Exercise prompt ->
Repeat the listing below in full, exactly as it stands.

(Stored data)
::::
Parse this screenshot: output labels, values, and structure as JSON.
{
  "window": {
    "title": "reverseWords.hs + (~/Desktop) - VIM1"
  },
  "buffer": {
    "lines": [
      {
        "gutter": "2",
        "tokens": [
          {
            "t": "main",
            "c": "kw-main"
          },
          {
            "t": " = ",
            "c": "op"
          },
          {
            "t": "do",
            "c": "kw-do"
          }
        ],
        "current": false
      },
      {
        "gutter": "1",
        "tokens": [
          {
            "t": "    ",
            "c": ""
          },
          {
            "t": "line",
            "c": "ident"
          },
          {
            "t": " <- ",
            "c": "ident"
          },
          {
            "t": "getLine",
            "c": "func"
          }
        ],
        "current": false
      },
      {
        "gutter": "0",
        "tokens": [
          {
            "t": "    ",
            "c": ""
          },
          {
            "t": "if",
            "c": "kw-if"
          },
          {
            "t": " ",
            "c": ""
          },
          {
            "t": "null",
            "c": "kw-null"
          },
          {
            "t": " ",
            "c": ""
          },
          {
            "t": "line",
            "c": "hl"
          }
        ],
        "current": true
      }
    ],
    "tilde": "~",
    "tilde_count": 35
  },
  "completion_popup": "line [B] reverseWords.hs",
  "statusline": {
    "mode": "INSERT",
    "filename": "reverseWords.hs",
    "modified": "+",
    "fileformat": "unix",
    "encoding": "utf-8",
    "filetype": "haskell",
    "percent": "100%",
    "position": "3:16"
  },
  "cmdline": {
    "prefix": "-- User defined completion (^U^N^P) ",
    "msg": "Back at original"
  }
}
::::
Task output ->
Parse this screenshot: output labels, values, and structure as JSON.
{
  "window": {
    "title": "reverseWords.hs + (~/Desktop) - VIM1"
  },
  "buffer": {
    "lines": [
      {
        "gutter": "2",
        "tokens": [
          {
            "t": "main",
            "c": "kw-main"
          },
          {
            "t": " = ",
            "c": "op"
          },
          {
            "t": "do",
            "c": "kw-do"
          }
        ],
        "current": false
      },
      {
        "gutter": "1",
        "tokens": [
          {
            "t": "    ",
            "c": ""
          },
          {
            "t": "line",
            "c": "ident"
          },
          {
            "t": " <- ",
            "c": "ident"
          },
          {
            "t": "getLine",
            "c": "func"
          }
        ],
        "current": false
      },
      {
        "gutter": "0",
        "tokens": [
          {
            "t": "    ",
            "c": ""
          },
          {
            "t": "if",
            "c": "kw-if"
          },
          {
            "t": " ",
            "c": ""
          },
          {
            "t": "null",
            "c": "kw-null"
          },
          {
            "t": " ",
            "c": ""
          },
          {
            "t": "line",
            "c": "hl"
          }
        ],
        "current": true
      }
    ],
    "tilde": "~",
    "tilde_count": 35
  },
  "completion_popup": "line [B] reverseWords.hs",
  "statusline": {
    "mode": "INSERT",
    "filename": "reverseWords.hs",
    "modified": "+",
    "fileformat": "unix",
    "encoding": "utf-8",
    "filetype": "haskell",
    "percent": "100%",
    "position": "3:16"
  },
  "cmdline": {
    "prefix": "-- User defined completion (^U^N^P) ",
    "msg": "Back at original"
  }
}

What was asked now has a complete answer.